• [What to do]: The entries are to be returned exactly, with images left out.

• [Exercise material]:
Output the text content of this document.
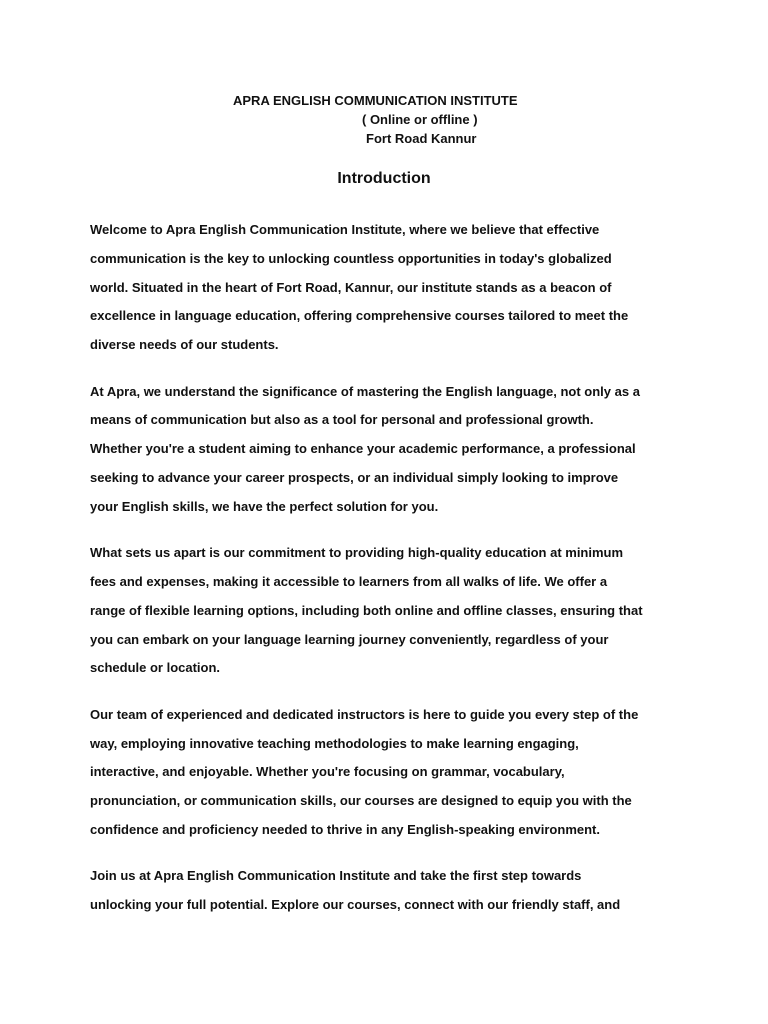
APRA ENGLISH COMMUNICATION INSTITUTE
( Online or offline )
Fort Road Kannur
Introduction

Welcome to Apra English Communication Institute, where we believe that effective
communication is the key to unlocking countless opportunities in today's globalized
world. Situated in the heart of Fort Road, Kannur, our institute stands as a beacon of
excellence in language education, offering comprehensive courses tailored to meet the
diverse needs of our students.

At Apra, we understand the significance of mastering the English language, not only as a
means of communication but also as a tool for personal and professional growth.
Whether you're a student aiming to enhance your academic performance, a professional
seeking to advance your career prospects, or an individual simply looking to improve
your English skills, we have the perfect solution for you.

What sets us apart is our commitment to providing high-quality education at minimum
fees and expenses, making it accessible to learners from all walks of life. We offer a
range of flexible learning options, including both online and offline classes, ensuring that
you can embark on your language learning journey conveniently, regardless of your
schedule or location.

Our team of experienced and dedicated instructors is here to guide you every step of the
way, employing innovative teaching methodologies to make learning engaging,
interactive, and enjoyable. Whether you're focusing on grammar, vocabulary,
pronunciation, or communication skills, our courses are designed to equip you with the
confidence and proficiency needed to thrive in any English-speaking environment.

Join us at Apra English Communication Institute and take the first step towards
unlocking your full potential. Explore our courses, connect with our friendly staff, and
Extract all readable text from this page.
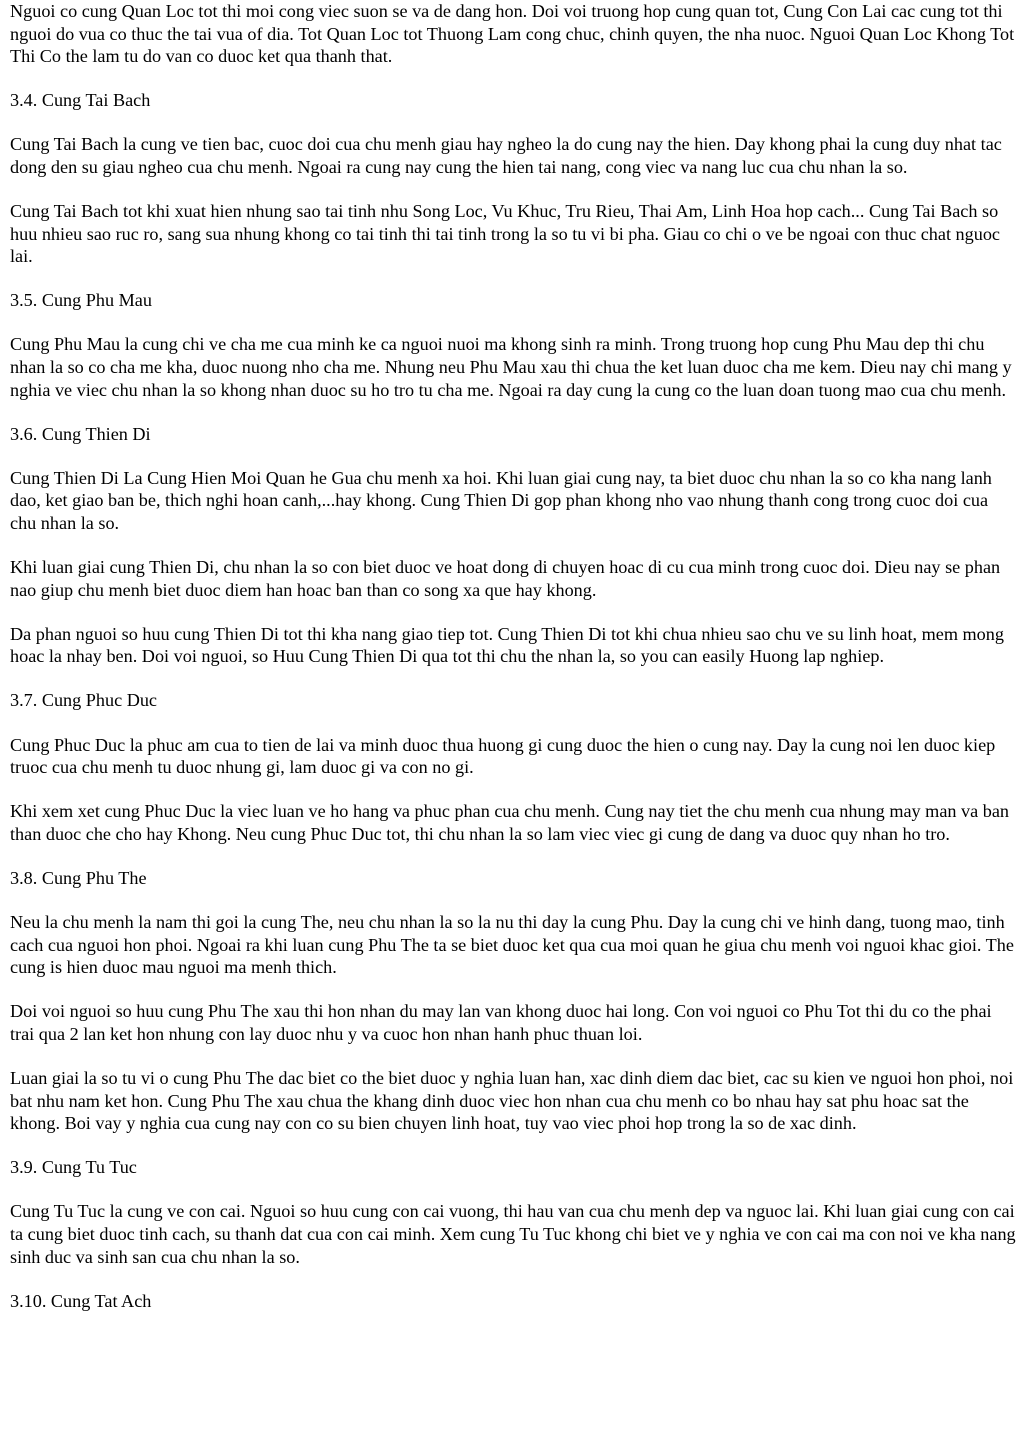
Nguoi co cung Quan Loc tot thi moi cong viec suon se va de dang hon. Doi voi truong hop cung quan tot, Cung Con Lai cac cung tot thi nguoi do vua co thuc the tai vua of dia. Tot Quan Loc tot Thuong Lam cong chuc, chinh quyen, the nha nuoc. Nguoi Quan Loc Khong Tot Thi Co the lam tu do van co duoc ket qua thanh that.

3.4. Cung Tai Bach

Cung Tai Bach la cung ve tien bac, cuoc doi cua chu menh giau hay ngheo la do cung nay the hien. Day khong phai la cung duy nhat tac dong den su giau ngheo cua chu menh. Ngoai ra cung nay cung the hien tai nang, cong viec va nang luc cua chu nhan la so.

Cung Tai Bach tot khi xuat hien nhung sao tai tinh nhu Song Loc, Vu Khuc, Tru Rieu, Thai Am, Linh Hoa hop cach... Cung Tai Bach so huu nhieu sao ruc ro, sang sua nhung khong co tai tinh thi tai tinh trong la so tu vi bi pha. Giau co chi o ve be ngoai con thuc chat nguoc lai.

3.5. Cung Phu Mau

Cung Phu Mau la cung chi ve cha me cua minh ke ca nguoi nuoi ma khong sinh ra minh. Trong truong hop cung Phu Mau dep thi chu nhan la so co cha me kha, duoc nuong nho cha me. Nhung neu Phu Mau xau thi chua the ket luan duoc cha me kem. Dieu nay chi mang y nghia ve viec chu nhan la so khong nhan duoc su ho tro tu cha me. Ngoai ra day cung la cung co the luan doan tuong mao cua chu menh.

3.6. Cung Thien Di

Cung Thien Di La Cung Hien Moi Quan he Gua chu menh xa hoi. Khi luan giai cung nay, ta biet duoc chu nhan la so co kha nang lanh dao, ket giao ban be, thich nghi hoan canh,...hay khong. Cung Thien Di gop phan khong nho vao nhung thanh cong trong cuoc doi cua chu nhan la so.

Khi luan giai cung Thien Di, chu nhan la so con biet duoc ve hoat dong di chuyen hoac di cu cua minh trong cuoc doi. Dieu nay se phan nao giup chu menh biet duoc diem han hoac ban than co song xa que hay khong.

Da phan nguoi so huu cung Thien Di tot thi kha nang giao tiep tot. Cung Thien Di tot khi chua nhieu sao chu ve su linh hoat, mem mong hoac la nhay ben. Doi voi nguoi, so Huu Cung Thien Di qua tot thi chu the nhan la, so you can easily Huong lap nghiep.

3.7. Cung Phuc Duc

Cung Phuc Duc la phuc am cua to tien de lai va minh duoc thua huong gi cung duoc the hien o cung nay. Day la cung noi len duoc kiep truoc cua chu menh tu duoc nhung gi, lam duoc gi va con no gi.

Khi xem xet cung Phuc Duc la viec luan ve ho hang va phuc phan cua chu menh. Cung nay tiet the chu menh cua nhung may man va ban than duoc che cho hay Khong. Neu cung Phuc Duc tot, thi chu nhan la so lam viec viec gi cung de dang va duoc quy nhan ho tro.

3.8. Cung Phu The

Neu la chu menh la nam thi goi la cung The, neu chu nhan la so la nu thi day la cung Phu. Day la cung chi ve hinh dang, tuong mao, tinh cach cua nguoi hon phoi. Ngoai ra khi luan cung Phu The ta se biet duoc ket qua cua moi quan he giua chu menh voi nguoi khac gioi. The cung is hien duoc mau nguoi ma menh thich.

Doi voi nguoi so huu cung Phu The xau thi hon nhan du may lan van khong duoc hai long. Con voi nguoi co Phu Tot thi du co the phai trai qua 2 lan ket hon nhung con lay duoc nhu y va cuoc hon nhan hanh phuc thuan loi.

Luan giai la so tu vi o cung Phu The dac biet co the biet duoc y nghia luan han, xac dinh diem dac biet, cac su kien ve nguoi hon phoi, noi bat nhu nam ket hon. Cung Phu The xau chua the khang dinh duoc viec hon nhan cua chu menh co bo nhau hay sat phu hoac sat the khong. Boi vay y nghia cua cung nay con co su bien chuyen linh hoat, tuy vao viec phoi hop trong la so de xac dinh.

3.9. Cung Tu Tuc

Cung Tu Tuc la cung ve con cai. Nguoi so huu cung con cai vuong, thi hau van cua chu menh dep va nguoc lai. Khi luan giai cung con cai ta cung biet duoc tinh cach, su thanh dat cua con cai minh. Xem cung Tu Tuc khong chi biet ve y nghia ve con cai ma con noi ve kha nang sinh duc va sinh san cua chu nhan la so.

3.10. Cung Tat Ach
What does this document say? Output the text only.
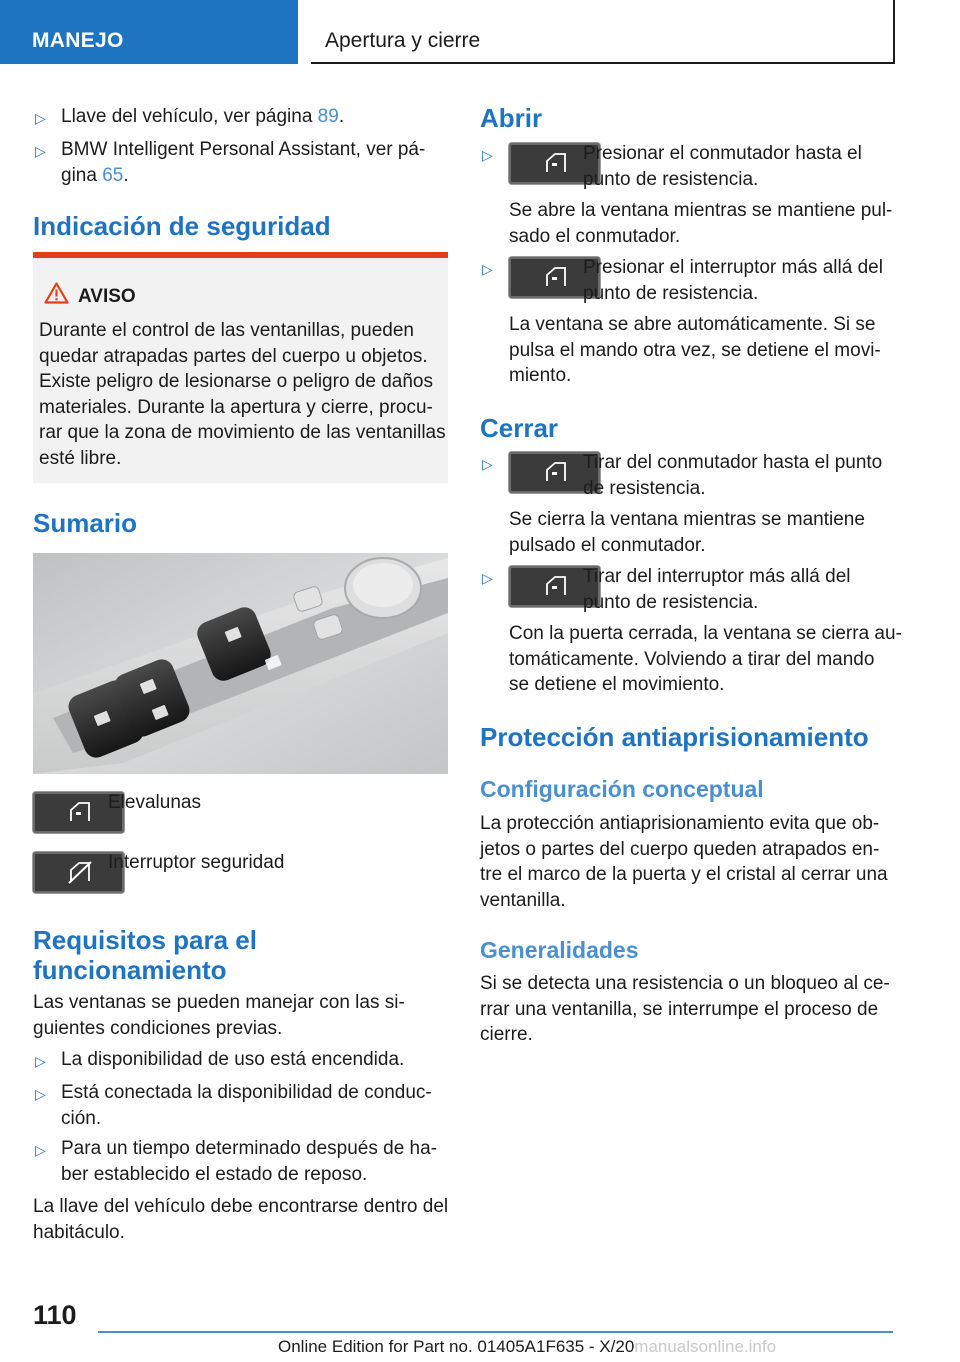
MANEJO	Apertura y cierre
▷ Llave del vehículo, ver página 89.
▷ BMW Intelligent Personal Assistant, ver pá-
gina 65.
Indicación de seguridad
AVISO
Durante el control de las ventanillas, pueden
quedar atrapadas partes del cuerpo u objetos.
Existe peligro de lesionarse o peligro de daños
materiales. Durante la apertura y cierre, procu-
rar que la zona de movimiento de las ventanillas
esté libre.
Sumario
Elevalunas
Interruptor seguridad
Requisitos para el
funcionamiento
Las ventanas se pueden manejar con las si-
guientes condiciones previas.
▷ La disponibilidad de uso está encendida.
▷ Está conectada la disponibilidad de conduc-
ción.
▷ Para un tiempo determinado después de ha-
ber establecido el estado de reposo.
La llave del vehículo debe encontrarse dentro del
habitáculo.
Abrir
▷	Presionar el conmutador hasta el
punto de resistencia.
Se abre la ventana mientras se mantiene pul-
sado el conmutador.
▷	Presionar el interruptor más allá del
punto de resistencia.
La ventana se abre automáticamente. Si se
pulsa el mando otra vez, se detiene el movi-
miento.
Cerrar
▷	Tirar del conmutador hasta el punto
de resistencia.
Se cierra la ventana mientras se mantiene
pulsado el conmutador.
▷	Tirar del interruptor más allá del
punto de resistencia.
Con la puerta cerrada, la ventana se cierra au-
tomáticamente. Volviendo a tirar del mando
se detiene el movimiento.
Protección antiaprisionamiento
Configuración conceptual
La protección antiaprisionamiento evita que ob-
jetos o partes del cuerpo queden atrapados en-
tre el marco de la puerta y el cristal al cerrar una
ventanilla.
Generalidades
Si se detecta una resistencia o un bloqueo al ce-
rrar una ventanilla, se interrumpe el proceso de
cierre.
110
Online Edition for Part no. 01405A1F635 - X/20manualsonline.info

• [Output of the exercise]:
Output the text content of this document.
APRA ENGLISH COMMUNICATION INSTITUTE
( Online or offline )
Fort Road Kannur
Introduction

Welcome to Apra English Communication Institute, where we believe that effective
communication is the key to unlocking countless opportunities in today's globalized
world. Situated in the heart of Fort Road, Kannur, our institute stands as a beacon of
excellence in language education, offering comprehensive courses tailored to meet the
diverse needs of our students.

At Apra, we understand the significance of mastering the English language, not only as a
means of communication but also as a tool for personal and professional growth.
Whether you're a student aiming to enhance your academic performance, a professional
seeking to advance your career prospects, or an individual simply looking to improve
your English skills, we have the perfect solution for you.

What sets us apart is our commitment to providing high-quality education at minimum
fees and expenses, making it accessible to learners from all walks of life. We offer a
range of flexible learning options, including both online and offline classes, ensuring that
you can embark on your language learning journey conveniently, regardless of your
schedule or location.

Our team of experienced and dedicated instructors is here to guide you every step of the
way, employing innovative teaching methodologies to make learning engaging,
interactive, and enjoyable. Whether you're focusing on grammar, vocabulary,
pronunciation, or communication skills, our courses are designed to equip you with the
confidence and proficiency needed to thrive in any English-speaking environment.

Join us at Apra English Communication Institute and take the first step towards
unlocking your full potential. Explore our courses, connect with our friendly staff, and
Extract all readable text from this page.
Nguoi co cung Quan Loc tot thi moi cong viec suon se va de dang hon. Doi voi truong hop cung quan tot, Cung Con Lai cac cung tot thi nguoi do vua co thuc the tai vua of dia. Tot Quan Loc tot Thuong Lam cong chuc, chinh quyen, the nha nuoc. Nguoi Quan Loc Khong Tot Thi Co the lam tu do van co duoc ket qua thanh that.

3.4. Cung Tai Bach

Cung Tai Bach la cung ve tien bac, cuoc doi cua chu menh giau hay ngheo la do cung nay the hien. Day khong phai la cung duy nhat tac dong den su giau ngheo cua chu menh. Ngoai ra cung nay cung the hien tai nang, cong viec va nang luc cua chu nhan la so.

Cung Tai Bach tot khi xuat hien nhung sao tai tinh nhu Song Loc, Vu Khuc, Tru Rieu, Thai Am, Linh Hoa hop cach... Cung Tai Bach so huu nhieu sao ruc ro, sang sua nhung khong co tai tinh thi tai tinh trong la so tu vi bi pha. Giau co chi o ve be ngoai con thuc chat nguoc lai.

3.5. Cung Phu Mau

Cung Phu Mau la cung chi ve cha me cua minh ke ca nguoi nuoi ma khong sinh ra minh. Trong truong hop cung Phu Mau dep thi chu nhan la so co cha me kha, duoc nuong nho cha me. Nhung neu Phu Mau xau thi chua the ket luan duoc cha me kem. Dieu nay chi mang y nghia ve viec chu nhan la so khong nhan duoc su ho tro tu cha me. Ngoai ra day cung la cung co the luan doan tuong mao cua chu menh.

3.6. Cung Thien Di

Cung Thien Di La Cung Hien Moi Quan he Gua chu menh xa hoi. Khi luan giai cung nay, ta biet duoc chu nhan la so co kha nang lanh dao, ket giao ban be, thich nghi hoan canh,...hay khong. Cung Thien Di gop phan khong nho vao nhung thanh cong trong cuoc doi cua chu nhan la so.

Khi luan giai cung Thien Di, chu nhan la so con biet duoc ve hoat dong di chuyen hoac di cu cua minh trong cuoc doi. Dieu nay se phan nao giup chu menh biet duoc diem han hoac ban than co song xa que hay khong.

Da phan nguoi so huu cung Thien Di tot thi kha nang giao tiep tot. Cung Thien Di tot khi chua nhieu sao chu ve su linh hoat, mem mong hoac la nhay ben. Doi voi nguoi, so Huu Cung Thien Di qua tot thi chu the nhan la, so you can easily Huong lap nghiep.

3.7. Cung Phuc Duc

Cung Phuc Duc la phuc am cua to tien de lai va minh duoc thua huong gi cung duoc the hien o cung nay. Day la cung noi len duoc kiep truoc cua chu menh tu duoc nhung gi, lam duoc gi va con no gi.

Khi xem xet cung Phuc Duc la viec luan ve ho hang va phuc phan cua chu menh. Cung nay tiet the chu menh cua nhung may man va ban than duoc che cho hay Khong. Neu cung Phuc Duc tot, thi chu nhan la so lam viec viec gi cung de dang va duoc quy nhan ho tro.

3.8. Cung Phu The

Neu la chu menh la nam thi goi la cung The, neu chu nhan la so la nu thi day la cung Phu. Day la cung chi ve hinh dang, tuong mao, tinh cach cua nguoi hon phoi. Ngoai ra khi luan cung Phu The ta se biet duoc ket qua cua moi quan he giua chu menh voi nguoi khac gioi. The cung is hien duoc mau nguoi ma menh thich.

Doi voi nguoi so huu cung Phu The xau thi hon nhan du may lan van khong duoc hai long. Con voi nguoi co Phu Tot thi du co the phai trai qua 2 lan ket hon nhung con lay duoc nhu y va cuoc hon nhan hanh phuc thuan loi.

Luan giai la so tu vi o cung Phu The dac biet co the biet duoc y nghia luan han, xac dinh diem dac biet, cac su kien ve nguoi hon phoi, noi bat nhu nam ket hon. Cung Phu The xau chua the khang dinh duoc viec hon nhan cua chu menh co bo nhau hay sat phu hoac sat the khong. Boi vay y nghia cua cung nay con co su bien chuyen linh hoat, tuy vao viec phoi hop trong la so de xac dinh.

3.9. Cung Tu Tuc

Cung Tu Tuc la cung ve con cai. Nguoi so huu cung con cai vuong, thi hau van cua chu menh dep va nguoc lai. Khi luan giai cung con cai ta cung biet duoc tinh cach, su thanh dat cua con cai minh. Xem cung Tu Tuc khong chi biet ve y nghia ve con cai ma con noi ve kha nang sinh duc va sinh san cua chu nhan la so.

3.10. Cung Tat Ach
What does this document say? Output the text only.
MANEJO	Apertura y cierre
▷ Llave del vehículo, ver página 89.
▷ BMW Intelligent Personal Assistant, ver pá-
gina 65.
Indicación de seguridad
AVISO
Durante el control de las ventanillas, pueden
quedar atrapadas partes del cuerpo u objetos.
Existe peligro de lesionarse o peligro de daños
materiales. Durante la apertura y cierre, procu-
rar que la zona de movimiento de las ventanillas
esté libre.
Sumario
Elevalunas
Interruptor seguridad
Requisitos para el
funcionamiento
Las ventanas se pueden manejar con las si-
guientes condiciones previas.
▷ La disponibilidad de uso está encendida.
▷ Está conectada la disponibilidad de conduc-
ción.
▷ Para un tiempo determinado después de ha-
ber establecido el estado de reposo.
La llave del vehículo debe encontrarse dentro del
habitáculo.
Abrir
▷	Presionar el conmutador hasta el
punto de resistencia.
Se abre la ventana mientras se mantiene pul-
sado el conmutador.
▷	Presionar el interruptor más allá del
punto de resistencia.
La ventana se abre automáticamente. Si se
pulsa el mando otra vez, se detiene el movi-
miento.
Cerrar
▷	Tirar del conmutador hasta el punto
de resistencia.
Se cierra la ventana mientras se mantiene
pulsado el conmutador.
▷	Tirar del interruptor más allá del
punto de resistencia.
Con la puerta cerrada, la ventana se cierra au-
tomáticamente. Volviendo a tirar del mando
se detiene el movimiento.
Protección antiaprisionamiento
Configuración conceptual
La protección antiaprisionamiento evita que ob-
jetos o partes del cuerpo queden atrapados en-
tre el marco de la puerta y el cristal al cerrar una
ventanilla.
Generalidades
Si se detecta una resistencia o un bloqueo al ce-
rrar una ventanilla, se interrumpe el proceso de
cierre.
110
Online Edition for Part no. 01405A1F635 - X/20manualsonline.info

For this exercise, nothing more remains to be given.